Prompt. Pull out the lines of the records from the very start through the line containing "list UI elements and their [x0, y0, x1, y1]", both ends included, and reproduce them word for word. Omit the pictures from your answer.

# START OF Records shown

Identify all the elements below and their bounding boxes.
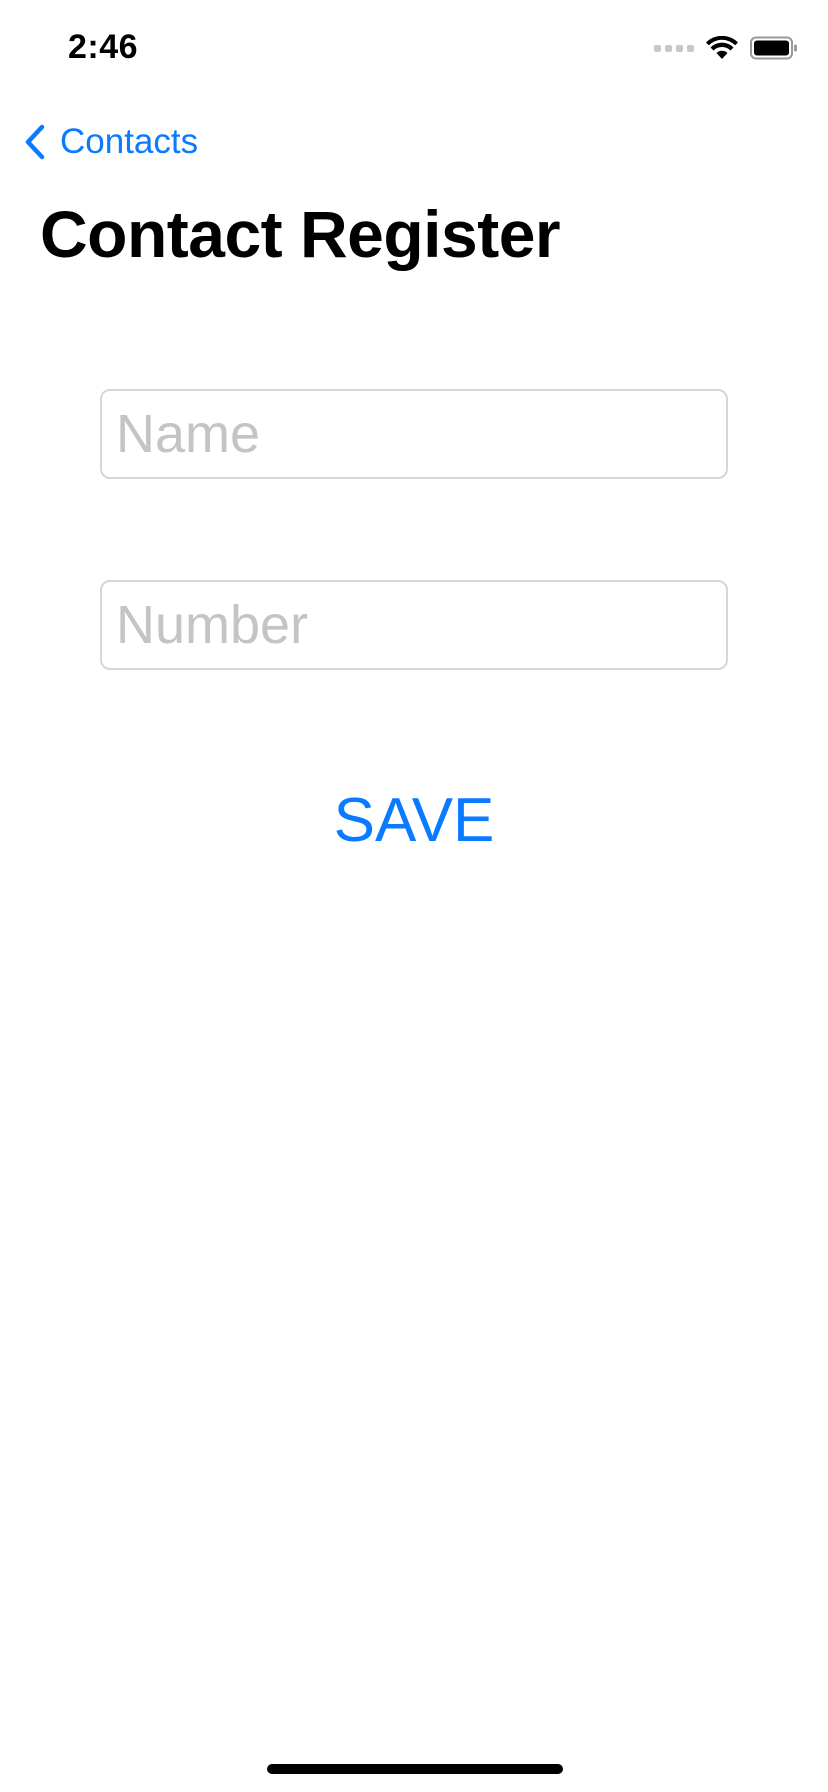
name-field[interactable] — [100, 389, 728, 479]
status-icons — [654, 36, 798, 60]
status-time: 2:46 — [68, 28, 139, 66]
chevron-left-icon — [25, 124, 45, 160]
wifi-icon — [706, 36, 738, 59]
cellular-signal-icon — [654, 44, 694, 52]
home-indicator[interactable] — [267, 1764, 563, 1774]
page-title: Contact Register — [40, 197, 561, 271]
status-bar: 2:46 — [0, 0, 828, 100]
number-field[interactable] — [100, 580, 728, 670]
back-button-label: Contacts — [60, 122, 199, 161]
save-button[interactable]: SAVE — [314, 775, 514, 865]
back-button[interactable]: Contacts — [24, 118, 198, 166]
battery-icon — [750, 36, 797, 60]
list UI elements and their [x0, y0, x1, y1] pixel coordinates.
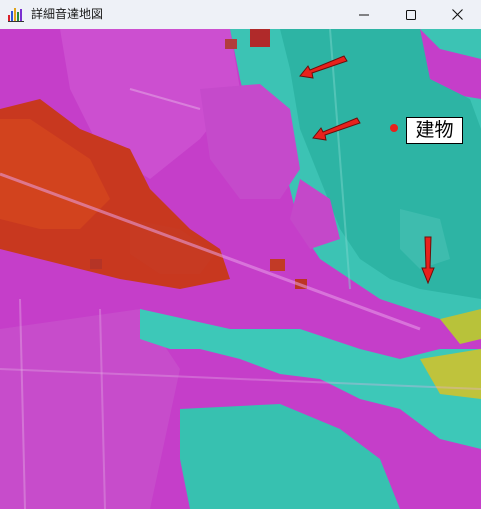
maximize-icon — [406, 9, 416, 20]
close-icon — [451, 9, 463, 20]
location-marker-dot[interactable] — [389, 123, 399, 133]
app-window: 詳細音達地図 建物 — [0, 0, 481, 509]
title-bar[interactable]: 詳細音達地図 — [0, 0, 481, 29]
marker-label: 建物 — [406, 117, 463, 144]
coverage-map[interactable]: 建物 — [0, 29, 481, 509]
direction-arrow-3 — [421, 236, 435, 284]
direction-arrow-2 — [312, 117, 361, 141]
minimize-icon — [359, 14, 369, 15]
maximize-button[interactable] — [388, 0, 434, 29]
window-title: 詳細音達地図 — [31, 7, 104, 21]
minimize-button[interactable] — [341, 0, 387, 29]
chart-app-icon — [8, 8, 24, 22]
close-button[interactable] — [434, 0, 480, 29]
coverage-overlay — [0, 29, 481, 509]
direction-arrow-1 — [299, 55, 348, 79]
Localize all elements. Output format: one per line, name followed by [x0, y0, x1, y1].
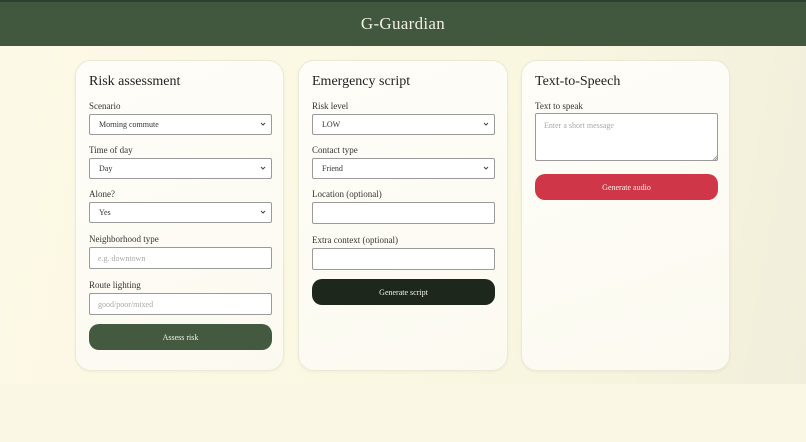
scenario-select[interactable]: Morning commute — [89, 114, 272, 135]
time-of-day-select[interactable]: Day — [89, 158, 272, 179]
resize-handle-icon[interactable] — [712, 155, 718, 161]
chevron-down-icon — [483, 122, 489, 126]
time-of-day-value: Day — [99, 164, 113, 173]
alone-select[interactable]: Yes — [89, 202, 272, 223]
app-header: G-Guardian — [0, 0, 806, 46]
location-label: Location (optional) — [312, 189, 382, 199]
neighborhood-input[interactable] — [89, 247, 272, 269]
extra-context-label: Extra context (optional) — [312, 235, 398, 245]
generate-audio-button[interactable]: Generate audio — [535, 174, 718, 200]
risk-assessment-card: Risk assessment Scenario Morning commute… — [75, 60, 284, 371]
contact-type-select[interactable]: Friend — [312, 158, 495, 179]
card-title: Text-to-Speech — [535, 74, 621, 89]
scenario-value: Morning commute — [99, 120, 159, 129]
alone-value: Yes — [99, 208, 111, 217]
extra-context-input[interactable] — [312, 248, 495, 270]
chevron-down-icon — [260, 210, 266, 214]
assess-risk-button[interactable]: Assess risk — [89, 324, 272, 350]
location-input[interactable] — [312, 202, 495, 224]
text-to-speak-label: Text to speak — [535, 101, 583, 111]
alone-label: Alone? — [89, 189, 115, 199]
generate-script-button[interactable]: Generate script — [312, 279, 495, 305]
risk-level-label: Risk level — [312, 101, 349, 111]
route-lighting-input[interactable] — [89, 293, 272, 315]
chevron-down-icon — [483, 166, 489, 170]
text-to-speech-card: Text-to-Speech Text to speak Generate au… — [521, 60, 730, 371]
text-to-speak-textarea[interactable] — [535, 113, 718, 161]
chevron-down-icon — [260, 122, 266, 126]
card-title: Emergency script — [312, 74, 411, 89]
card-title: Risk assessment — [89, 74, 181, 89]
chevron-down-icon — [260, 166, 266, 170]
risk-level-select[interactable]: LOW — [312, 114, 495, 135]
scenario-label: Scenario — [89, 101, 121, 111]
contact-type-value: Friend — [322, 164, 343, 173]
app-title: G-Guardian — [360, 14, 446, 33]
risk-level-value: LOW — [322, 120, 341, 129]
time-of-day-label: Time of day — [89, 145, 133, 155]
contact-type-label: Contact type — [312, 145, 358, 155]
route-lighting-label: Route lighting — [89, 280, 141, 290]
neighborhood-label: Neighborhood type — [89, 234, 159, 244]
page-footer-area — [0, 384, 806, 442]
emergency-script-card: Emergency script Risk level LOW Contact … — [298, 60, 508, 371]
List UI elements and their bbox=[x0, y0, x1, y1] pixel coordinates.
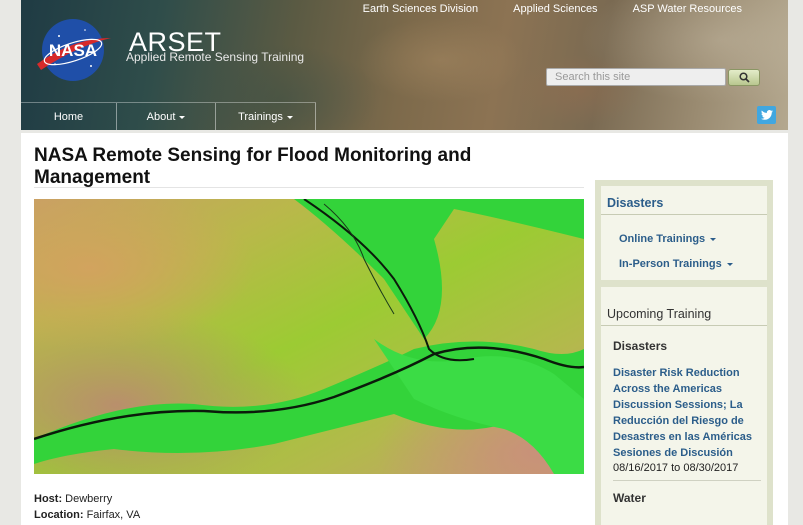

# END OF Records shown

Output for this exercise.
Identify all the elements below and their bounding boxes.
name-field[interactable] — [100, 389, 728, 479]
status-icons — [654, 36, 798, 60]
status-time: 2:46 — [68, 28, 139, 66]
chevron-left-icon — [25, 124, 45, 160]
wifi-icon — [706, 36, 738, 59]
cellular-signal-icon — [654, 44, 694, 52]
home-indicator[interactable] — [267, 1764, 563, 1774]
page-title: Contact Register — [40, 197, 561, 271]
status-bar: 2:46 — [0, 0, 828, 100]
number-field[interactable] — [100, 580, 728, 670]
back-button-label: Contacts — [60, 122, 199, 161]
save-button[interactable]: SAVE — [314, 775, 514, 865]
back-button[interactable]: Contacts — [24, 118, 198, 166]
battery-icon — [750, 36, 797, 60]
list UI elements and their [x0, y0, x1, y1] pixel coordinates.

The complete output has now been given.